*Source document*.

○ ○ ○ ○

Each of the introduced steps will be discussed in detail in the following subsections.

2.1. Step 1: Definition of Target Design Life and of Corrosion Development

As highlighted in the introduction section, the corrosive processes are extremely sensitive to local boundary conditions. In general, in the years immediately after the construction time, corrosion is limited due to the presence of preventive measures. Once the protection layer is completely worn, the corrosion process sharply accelerates.

Therefore, after significant quantities of superficial corrosion products have already formed, the corrosive process generally slows down, approaching a stabilized rate of progression (See Figure 2, dashed black curve—qualitative corrosion development) [4,9,26]. Several attempts have been made in the scientific literature to analytically describe this trend, i.e., by means of broken lines or more sophisticated power laws, which appeared particularly suitable in the case of highly localized corrosion [7,8,26].

Nevertheless, it should be remarked that the instantaneous corrosion rate $\dot{\eta }$ (i.e., the time derivative of the corrosion degree dη/dt at a given time) varies sensibly through the structural service life in dependence on multiple factors (temperature, relative humidity, aggressive agent concentration, etc.). Thus, predicting the actual trend of corrosion degree against time is a complex task without the aid of a constant structural monitoring.

○ ○ ○ ○

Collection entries
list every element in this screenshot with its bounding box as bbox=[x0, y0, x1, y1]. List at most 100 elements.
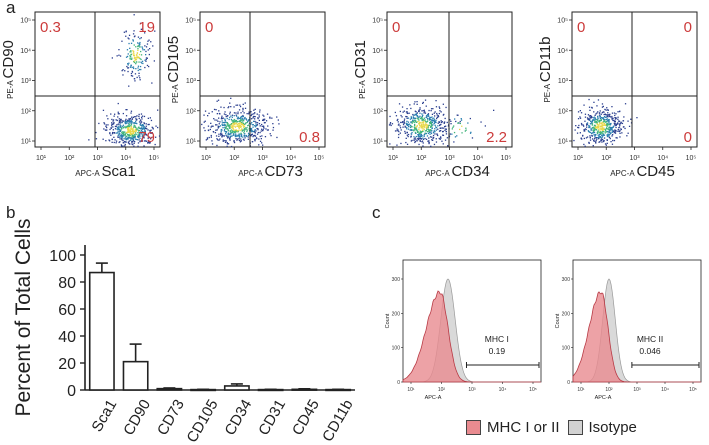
event-dot bbox=[231, 125, 233, 128]
event-dot bbox=[439, 127, 441, 129]
event-dot bbox=[129, 66, 132, 68]
event-dot bbox=[592, 119, 594, 121]
event-dot bbox=[415, 113, 417, 116]
event-dot bbox=[596, 120, 598, 123]
event-dot bbox=[413, 136, 415, 138]
event-dot bbox=[127, 119, 129, 121]
event-dot bbox=[121, 70, 123, 72]
event-dot bbox=[242, 115, 244, 118]
event-dot bbox=[117, 132, 119, 134]
event-dot bbox=[590, 123, 592, 125]
y-tick-label: 10⁴ bbox=[557, 48, 568, 55]
event-dot bbox=[422, 121, 424, 123]
x-tick-label-CD73: CD73 bbox=[154, 397, 188, 439]
event-dot bbox=[117, 127, 120, 129]
event-dot bbox=[151, 136, 153, 139]
event-dot bbox=[240, 123, 242, 126]
event-dot bbox=[128, 124, 130, 127]
event-dot bbox=[434, 131, 436, 133]
event-dot bbox=[577, 111, 580, 113]
event-dot bbox=[118, 54, 120, 56]
event-dot bbox=[580, 122, 583, 125]
event-dot bbox=[225, 132, 227, 135]
event-dot bbox=[133, 53, 135, 55]
event-dot bbox=[128, 123, 131, 125]
event-dot bbox=[126, 138, 128, 141]
event-dot bbox=[229, 113, 231, 115]
panel-label-a: a bbox=[6, 0, 16, 17]
event-dot bbox=[442, 143, 444, 145]
event-dot bbox=[609, 116, 611, 118]
event-dot bbox=[627, 132, 629, 134]
event-dot bbox=[122, 125, 124, 127]
event-dot bbox=[594, 128, 596, 130]
event-dot bbox=[597, 127, 599, 129]
event-dot bbox=[119, 129, 121, 131]
event-dot bbox=[441, 121, 443, 123]
event-dot bbox=[135, 68, 137, 70]
event-dot bbox=[254, 140, 256, 142]
event-dot bbox=[601, 129, 604, 131]
event-dot bbox=[235, 120, 237, 122]
event-dot bbox=[139, 133, 141, 135]
event-dot bbox=[416, 125, 418, 128]
event-dot bbox=[208, 112, 210, 114]
event-dot bbox=[224, 130, 226, 133]
event-dot bbox=[145, 127, 147, 129]
event-dot bbox=[121, 145, 123, 147]
event-dot bbox=[416, 113, 418, 115]
event-dot bbox=[229, 127, 231, 129]
event-dot bbox=[240, 120, 242, 122]
event-dot bbox=[430, 117, 432, 119]
event-dot bbox=[615, 117, 617, 119]
event-dot bbox=[231, 135, 233, 137]
event-dot bbox=[127, 134, 129, 136]
event-dot bbox=[232, 132, 234, 134]
event-dot bbox=[611, 135, 613, 137]
event-dot bbox=[235, 123, 237, 125]
x-axis-prefix: APC-A bbox=[75, 169, 101, 178]
event-dot bbox=[416, 101, 418, 103]
event-dot bbox=[254, 134, 256, 137]
event-dot bbox=[261, 128, 263, 130]
event-dot bbox=[229, 116, 231, 119]
event-dot bbox=[614, 124, 616, 127]
event-dot bbox=[258, 123, 261, 125]
event-dot bbox=[246, 127, 248, 129]
event-dot bbox=[396, 144, 398, 146]
event-dot bbox=[431, 139, 433, 141]
event-dot bbox=[240, 112, 242, 114]
event-dot bbox=[609, 123, 611, 125]
event-dot bbox=[122, 134, 125, 136]
event-dot bbox=[615, 123, 617, 125]
event-dot bbox=[244, 102, 246, 104]
event-dot bbox=[594, 114, 596, 116]
event-dot bbox=[150, 132, 152, 134]
event-dot bbox=[598, 121, 601, 123]
event-dot bbox=[606, 107, 608, 109]
event-dot bbox=[118, 136, 120, 138]
event-dot bbox=[595, 120, 597, 122]
event-dot bbox=[636, 117, 638, 119]
event-dot bbox=[391, 123, 394, 125]
event-dot bbox=[432, 134, 435, 137]
y-tick-label: 10¹ bbox=[558, 139, 569, 146]
event-dot bbox=[596, 125, 598, 127]
x-axis-marker: Sca1 bbox=[102, 163, 136, 180]
event-dot bbox=[421, 127, 423, 129]
x-tick-label: 10¹ bbox=[577, 387, 585, 393]
event-dot bbox=[439, 130, 441, 132]
event-dot bbox=[584, 145, 586, 147]
event-dot bbox=[406, 120, 408, 122]
event-dot bbox=[237, 113, 239, 115]
event-dot bbox=[233, 106, 235, 108]
event-dot bbox=[117, 111, 119, 113]
event-dot bbox=[125, 131, 128, 134]
event-dot bbox=[600, 139, 602, 141]
event-dot bbox=[223, 121, 225, 124]
event-dot bbox=[595, 141, 597, 143]
event-dot bbox=[608, 128, 610, 131]
event-dot bbox=[154, 143, 156, 146]
event-dot bbox=[598, 131, 600, 134]
event-dot bbox=[428, 115, 430, 117]
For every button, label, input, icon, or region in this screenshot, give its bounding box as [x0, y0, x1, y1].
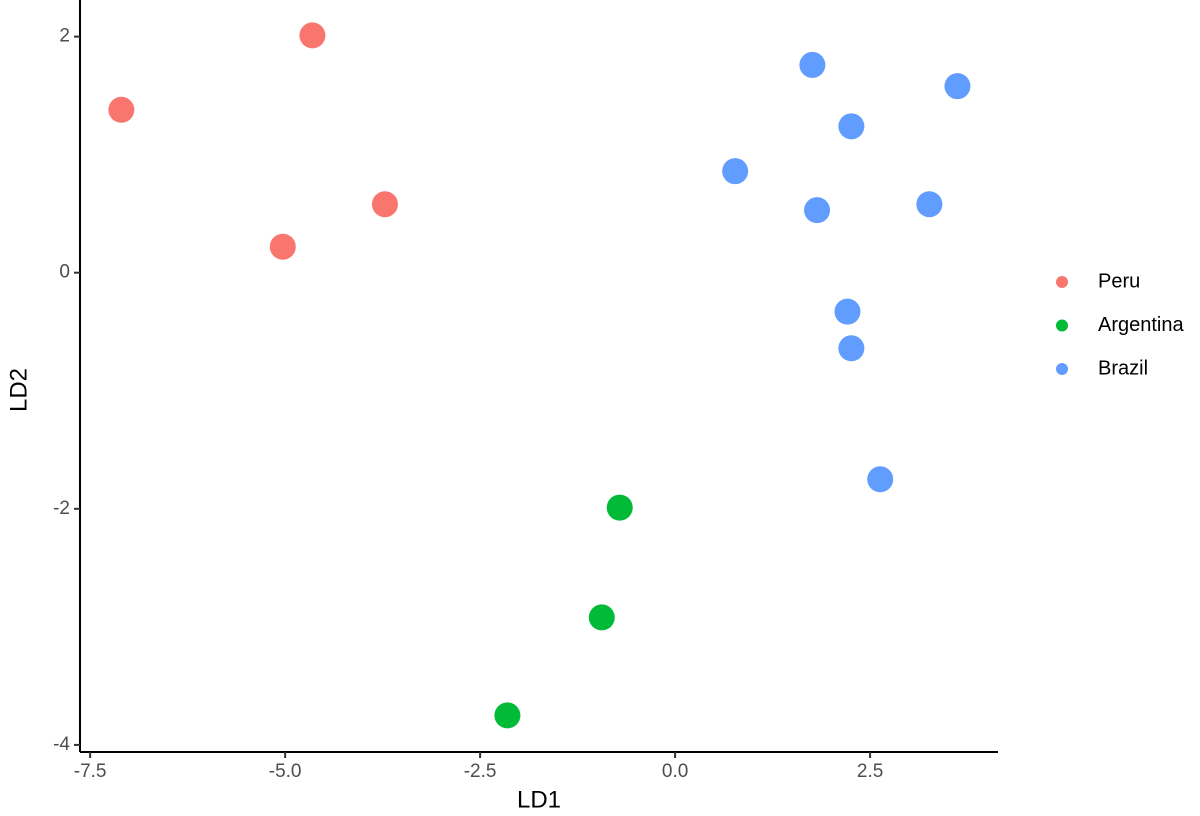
x-tick-label: -5.0	[269, 761, 302, 782]
point	[838, 113, 865, 140]
x-tick-label: 2.5	[857, 761, 883, 782]
legend-marker	[1056, 276, 1068, 288]
point	[944, 73, 971, 100]
point	[269, 233, 296, 260]
legend-marker	[1056, 363, 1068, 375]
point	[494, 702, 521, 729]
point	[588, 604, 615, 631]
legend-marker	[1056, 319, 1068, 332]
x-axis-title: LD1	[517, 786, 561, 813]
point	[804, 197, 831, 224]
point	[722, 158, 749, 185]
y-axis-title: LD2	[5, 368, 32, 412]
y-tick-label: 2	[59, 26, 70, 47]
point	[867, 466, 894, 493]
x-tick-label: -2.5	[464, 761, 497, 782]
point	[371, 191, 398, 218]
point	[916, 191, 943, 218]
point	[834, 298, 861, 325]
y-tick-label: -4	[53, 734, 70, 755]
y-tick-label: -2	[53, 498, 70, 519]
point	[838, 335, 865, 362]
x-tick-label: -7.5	[74, 761, 107, 782]
x-tick-label: 0.0	[662, 761, 688, 782]
y-tick-label: 0	[59, 262, 70, 283]
legend-label: Brazil	[1098, 357, 1148, 379]
legend-label: Argentina	[1098, 314, 1184, 336]
legend-label: Peru	[1098, 270, 1140, 292]
point	[108, 96, 135, 123]
point	[606, 494, 633, 521]
point	[799, 51, 826, 78]
point	[299, 22, 326, 49]
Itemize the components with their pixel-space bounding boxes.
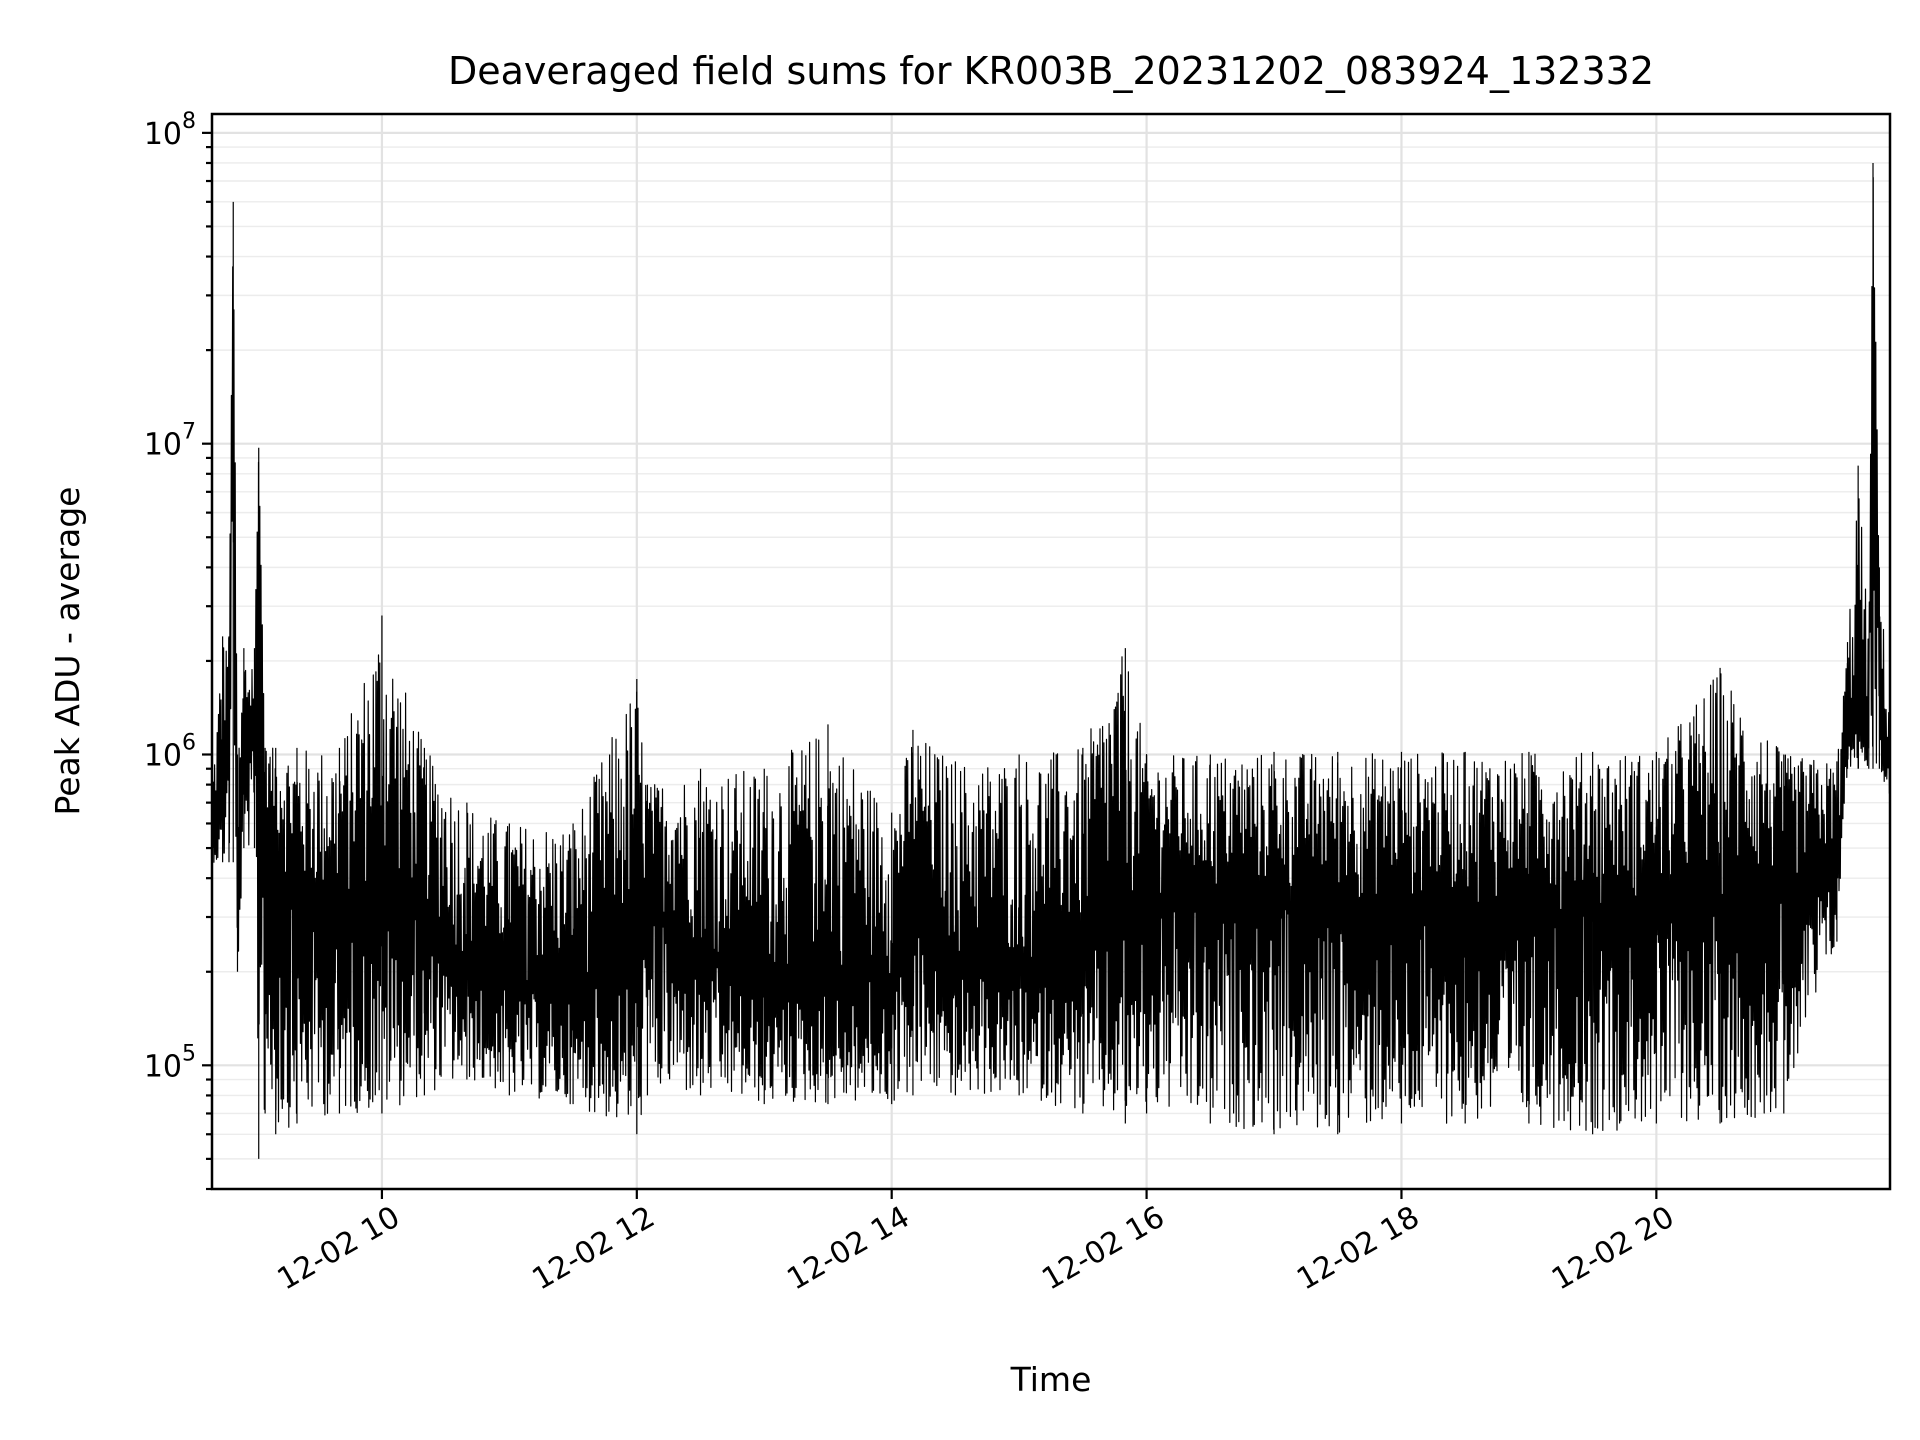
y-tick-label: 106 xyxy=(144,730,196,773)
x-tick-label: 12-02 10 xyxy=(272,1200,406,1298)
y-axis: 105 106 107 108 xyxy=(144,109,212,1191)
y-axis-label: Peak ADU - average xyxy=(48,487,87,816)
x-tick-label: 12-02 18 xyxy=(1291,1200,1425,1298)
plot-frame xyxy=(210,112,1892,1191)
x-tick-label: 12-02 12 xyxy=(526,1200,660,1298)
y-tick-label: 107 xyxy=(144,420,196,463)
x-tick-label: 12-02 14 xyxy=(781,1200,915,1298)
x-axis: 12-02 10 12-02 12 12-02 14 12-02 16 12-02 18… xyxy=(272,1189,1680,1298)
x-tick-label: 12-02 20 xyxy=(1546,1200,1680,1298)
x-tick-label: 12-02 16 xyxy=(1036,1200,1170,1298)
y-tick-label: 105 xyxy=(144,1041,196,1084)
y-tick-label: 108 xyxy=(144,109,196,152)
chart-title: Deaveraged field sums for KR003B_2023120… xyxy=(448,49,1654,93)
series-lines xyxy=(211,162,1891,1159)
x-axis-label: Time xyxy=(1010,1360,1092,1399)
series-line-0 xyxy=(211,177,1891,1133)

○ ○ ○ ○

*Work instructions*.
1. In the corrosion excerpt, what happens to the corrosion process once the protection layer is completely worn?
2. Render this sentence from the corrosion excerpt in Spanish: "In general, in the years immediately after the construction time, corrosion is limited due to the presence of preventive measures."
3. Carry on the corrosion excerpt, starting right after its final sentence.

*Results for each task*.
1. It sharply accelerates.

2. En general, en los años inmediatamente posteriores al momento de la construcción, la corrosión es limitada debido a la presencia de medidas preventivas.

3.
Moreover, even when the necessary information is available, the analysis of corrosion development is highly impractical and not free from a consistent degree of uncertainty.

Therefore, according to prescriptions from UNI EN ISO 9224 [27], in the presented approach the corrosion development is approximated by a polyline with two branches (i.e., with a piecewise constant corrosion rate; see Figure 2, red solid line—assumed corrosion development).

The ratio among the slopes of the consecutive branches is equal to C: 1, with C ≥ 1 depending on the corrosivity category of concern. The suggested values of parameter C for each category are summarized in

Table 1. Suggested values of C for each corrosivity category according to [27].

Corrosivity Category	Exposition	C [-]
C1	Very low	5
C2	Low	3.5
C3	Medium	2.5
C4	High	1.5
C5	Very high	1

.

The knee point of the bi-linear curve is assumed to occur Δt years after construction time t₀. According to the recommendations from [27], in the absence of more precise information, Δt = 10 years should be selected.

The corrosion degree η is assumed null for t = t₀. Conversely, in correspondence with the target fatigue life t*, a “critical corrosion degree” η*_Rd is introduced, i.e., the minimum corrosion degree which exactly induces corrosion fatigue collapse for the assumed t*.

It should be remarked that this assumption, i.e., monotonically increasing η(t), can be considered sufficiently accurate in the case of scarcely maintained structures, while it will lead to conservative estimations in the case of properly preserved structures as protective measures such as coatings and polishes can temporarily arrest corrosion development [4,10].

The selection of a proper value for t* has to be intended as a designer’s choice, which depends on the expected influence of both the fatigue and the material degradation on structural performance. Nevertheless, owing to the sudden and undesirable nature of corrosion fatigue failures, t* should always be sufficiently greater than the design’s working life L_wd. For this purpose, an appropriate fatigue life multiplier k > 1 can be introduced, i.e., the ratio of t* and L_wd.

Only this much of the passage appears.